*WHAT NEEDS TO BE DONE:* Retype the whole listing below, character for character.

*THE INPUT:*
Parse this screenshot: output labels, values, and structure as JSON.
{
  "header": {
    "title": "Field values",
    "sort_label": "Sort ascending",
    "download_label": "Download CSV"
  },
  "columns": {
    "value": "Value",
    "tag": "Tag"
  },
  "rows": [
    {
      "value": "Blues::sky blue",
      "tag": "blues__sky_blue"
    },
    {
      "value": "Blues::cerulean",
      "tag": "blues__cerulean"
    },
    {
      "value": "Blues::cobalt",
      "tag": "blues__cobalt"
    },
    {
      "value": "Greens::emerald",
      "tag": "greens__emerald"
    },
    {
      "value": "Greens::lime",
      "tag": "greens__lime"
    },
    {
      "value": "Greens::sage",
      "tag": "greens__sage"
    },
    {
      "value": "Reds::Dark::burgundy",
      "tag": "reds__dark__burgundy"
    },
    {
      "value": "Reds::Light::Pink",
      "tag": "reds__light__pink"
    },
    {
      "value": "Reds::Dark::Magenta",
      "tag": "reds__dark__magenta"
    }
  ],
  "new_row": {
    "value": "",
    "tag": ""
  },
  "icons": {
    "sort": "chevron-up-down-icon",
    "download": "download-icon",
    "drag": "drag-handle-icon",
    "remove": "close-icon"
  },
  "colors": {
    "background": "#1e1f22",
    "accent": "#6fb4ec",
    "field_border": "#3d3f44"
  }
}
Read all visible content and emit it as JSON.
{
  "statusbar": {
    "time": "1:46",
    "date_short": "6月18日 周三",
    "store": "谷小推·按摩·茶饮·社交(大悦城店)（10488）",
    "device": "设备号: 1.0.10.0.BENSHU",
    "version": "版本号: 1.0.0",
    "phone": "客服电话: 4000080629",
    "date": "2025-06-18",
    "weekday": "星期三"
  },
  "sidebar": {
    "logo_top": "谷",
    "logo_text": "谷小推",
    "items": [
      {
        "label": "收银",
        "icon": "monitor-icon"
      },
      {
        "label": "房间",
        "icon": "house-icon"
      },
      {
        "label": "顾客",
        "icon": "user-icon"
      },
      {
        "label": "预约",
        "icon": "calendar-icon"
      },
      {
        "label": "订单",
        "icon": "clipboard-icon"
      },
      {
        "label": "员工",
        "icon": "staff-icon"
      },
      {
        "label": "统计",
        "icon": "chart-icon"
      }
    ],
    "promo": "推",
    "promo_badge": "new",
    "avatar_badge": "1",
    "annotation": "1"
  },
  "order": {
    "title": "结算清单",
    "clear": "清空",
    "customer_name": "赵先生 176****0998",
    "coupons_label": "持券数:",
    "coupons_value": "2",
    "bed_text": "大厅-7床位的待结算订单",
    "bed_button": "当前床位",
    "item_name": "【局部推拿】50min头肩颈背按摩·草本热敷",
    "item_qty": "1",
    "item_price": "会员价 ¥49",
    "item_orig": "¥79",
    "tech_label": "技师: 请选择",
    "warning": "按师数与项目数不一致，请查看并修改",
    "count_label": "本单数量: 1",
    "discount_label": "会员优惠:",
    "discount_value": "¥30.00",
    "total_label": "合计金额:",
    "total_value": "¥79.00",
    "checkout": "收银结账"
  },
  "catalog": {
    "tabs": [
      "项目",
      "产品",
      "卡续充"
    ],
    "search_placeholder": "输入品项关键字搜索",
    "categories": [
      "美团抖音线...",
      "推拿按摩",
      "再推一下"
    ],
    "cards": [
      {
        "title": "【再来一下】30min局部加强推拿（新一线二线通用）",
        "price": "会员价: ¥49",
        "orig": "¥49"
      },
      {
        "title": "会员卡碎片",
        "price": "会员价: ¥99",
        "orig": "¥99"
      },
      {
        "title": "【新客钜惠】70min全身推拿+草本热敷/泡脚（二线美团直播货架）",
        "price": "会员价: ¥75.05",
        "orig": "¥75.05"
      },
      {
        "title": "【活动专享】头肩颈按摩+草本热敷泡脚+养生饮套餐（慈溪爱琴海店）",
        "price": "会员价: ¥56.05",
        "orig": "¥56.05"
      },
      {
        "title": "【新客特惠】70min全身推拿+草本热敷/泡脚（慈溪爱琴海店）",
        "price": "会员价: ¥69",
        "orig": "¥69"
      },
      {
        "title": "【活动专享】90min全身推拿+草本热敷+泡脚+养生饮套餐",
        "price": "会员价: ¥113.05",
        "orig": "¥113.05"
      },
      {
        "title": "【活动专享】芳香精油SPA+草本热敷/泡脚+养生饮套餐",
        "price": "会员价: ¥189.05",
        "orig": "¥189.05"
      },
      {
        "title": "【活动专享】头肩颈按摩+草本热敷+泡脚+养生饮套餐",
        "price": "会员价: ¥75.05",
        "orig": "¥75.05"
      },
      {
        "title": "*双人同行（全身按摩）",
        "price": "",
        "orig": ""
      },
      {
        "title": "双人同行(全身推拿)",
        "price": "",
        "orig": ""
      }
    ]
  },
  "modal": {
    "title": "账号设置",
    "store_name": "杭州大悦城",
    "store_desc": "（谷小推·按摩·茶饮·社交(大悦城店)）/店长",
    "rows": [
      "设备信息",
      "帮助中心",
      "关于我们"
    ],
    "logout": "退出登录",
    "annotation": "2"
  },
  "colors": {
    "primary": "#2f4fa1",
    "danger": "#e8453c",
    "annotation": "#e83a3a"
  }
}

*RESULT OF THIS TASK:*
Parse this screenshot: output labels, values, and structure as JSON.
{
  "header": {
    "title": "Field values",
    "sort_label": "Sort ascending",
    "download_label": "Download CSV"
  },
  "columns": {
    "value": "Value",
    "tag": "Tag"
  },
  "rows": [
    {
      "value": "Blues::sky blue",
      "tag": "blues__sky_blue"
    },
    {
      "value": "Blues::cerulean",
      "tag": "blues__cerulean"
    },
    {
      "value": "Blues::cobalt",
      "tag": "blues__cobalt"
    },
    {
      "value": "Greens::emerald",
      "tag": "greens__emerald"
    },
    {
      "value": "Greens::lime",
      "tag": "greens__lime"
    },
    {
      "value": "Greens::sage",
      "tag": "greens__sage"
    },
    {
      "value": "Reds::Dark::burgundy",
      "tag": "reds__dark__burgundy"
    },
    {
      "value": "Reds::Light::Pink",
      "tag": "reds__light__pink"
    },
    {
      "value": "Reds::Dark::Magenta",
      "tag": "reds__dark__magenta"
    }
  ],
  "new_row": {
    "value": "",
    "tag": ""
  },
  "icons": {
    "sort": "chevron-up-down-icon",
    "download": "download-icon",
    "drag": "drag-handle-icon",
    "remove": "close-icon"
  },
  "colors": {
    "background": "#1e1f22",
    "accent": "#6fb4ec",
    "field_border": "#3d3f44"
  }
}
Read all visible content and emit it as JSON.
{
  "statusbar": {
    "time": "1:46",
    "date_short": "6月18日 周三",
    "store": "谷小推·按摩·茶饮·社交(大悦城店)（10488）",
    "device": "设备号: 1.0.10.0.BENSHU",
    "version": "版本号: 1.0.0",
    "phone": "客服电话: 4000080629",
    "date": "2025-06-18",
    "weekday": "星期三"
  },
  "sidebar": {
    "logo_top": "谷",
    "logo_text": "谷小推",
    "items": [
      {
        "label": "收银",
        "icon": "monitor-icon"
      },
      {
        "label": "房间",
        "icon": "house-icon"
      },
      {
        "label": "顾客",
        "icon": "user-icon"
      },
      {
        "label": "预约",
        "icon": "calendar-icon"
      },
      {
        "label": "订单",
        "icon": "clipboard-icon"
      },
      {
        "label": "员工",
        "icon": "staff-icon"
      },
      {
        "label": "统计",
        "icon": "chart-icon"
      }
    ],
    "promo": "推",
    "promo_badge": "new",
    "avatar_badge": "1",
    "annotation": "1"
  },
  "order": {
    "title": "结算清单",
    "clear": "清空",
    "customer_name": "赵先生 176****0998",
    "coupons_label": "持券数:",
    "coupons_value": "2",
    "bed_text": "大厅-7床位的待结算订单",
    "bed_button": "当前床位",
    "item_name": "【局部推拿】50min头肩颈背按摩·草本热敷",
    "item_qty": "1",
    "item_price": "会员价 ¥49",
    "item_orig": "¥79",
    "tech_label": "技师: 请选择",
    "warning": "按师数与项目数不一致，请查看并修改",
    "count_label": "本单数量: 1",
    "discount_label": "会员优惠:",
    "discount_value": "¥30.00",
    "total_label": "合计金额:",
    "total_value": "¥79.00",
    "checkout": "收银结账"
  },
  "catalog": {
    "tabs": [
      "项目",
      "产品",
      "卡续充"
    ],
    "search_placeholder": "输入品项关键字搜索",
    "categories": [
      "美团抖音线...",
      "推拿按摩",
      "再推一下"
    ],
    "cards": [
      {
        "title": "【再来一下】30min局部加强推拿（新一线二线通用）",
        "price": "会员价: ¥49",
        "orig": "¥49"
      },
      {
        "title": "会员卡碎片",
        "price": "会员价: ¥99",
        "orig": "¥99"
      },
      {
        "title": "【新客钜惠】70min全身推拿+草本热敷/泡脚（二线美团直播货架）",
        "price": "会员价: ¥75.05",
        "orig": "¥75.05"
      },
      {
        "title": "【活动专享】头肩颈按摩+草本热敷泡脚+养生饮套餐（慈溪爱琴海店）",
        "price": "会员价: ¥56.05",
        "orig": "¥56.05"
      },
      {
        "title": "【新客特惠】70min全身推拿+草本热敷/泡脚（慈溪爱琴海店）",
        "price": "会员价: ¥69",
        "orig": "¥69"
      },
      {
        "title": "【活动专享】90min全身推拿+草本热敷+泡脚+养生饮套餐",
        "price": "会员价: ¥113.05",
        "orig": "¥113.05"
      },
      {
        "title": "【活动专享】芳香精油SPA+草本热敷/泡脚+养生饮套餐",
        "price": "会员价: ¥189.05",
        "orig": "¥189.05"
      },
      {
        "title": "【活动专享】头肩颈按摩+草本热敷+泡脚+养生饮套餐",
        "price": "会员价: ¥75.05",
        "orig": "¥75.05"
      },
      {
        "title": "*双人同行（全身按摩）",
        "price": "",
        "orig": ""
      },
      {
        "title": "双人同行(全身推拿)",
        "price": "",
        "orig": ""
      }
    ]
  },
  "modal": {
    "title": "账号设置",
    "store_name": "杭州大悦城",
    "store_desc": "（谷小推·按摩·茶饮·社交(大悦城店)）/店长",
    "rows": [
      "设备信息",
      "帮助中心",
      "关于我们"
    ],
    "logout": "退出登录",
    "annotation": "2"
  },
  "colors": {
    "primary": "#2f4fa1",
    "danger": "#e8453c",
    "annotation": "#e83a3a"
  }
}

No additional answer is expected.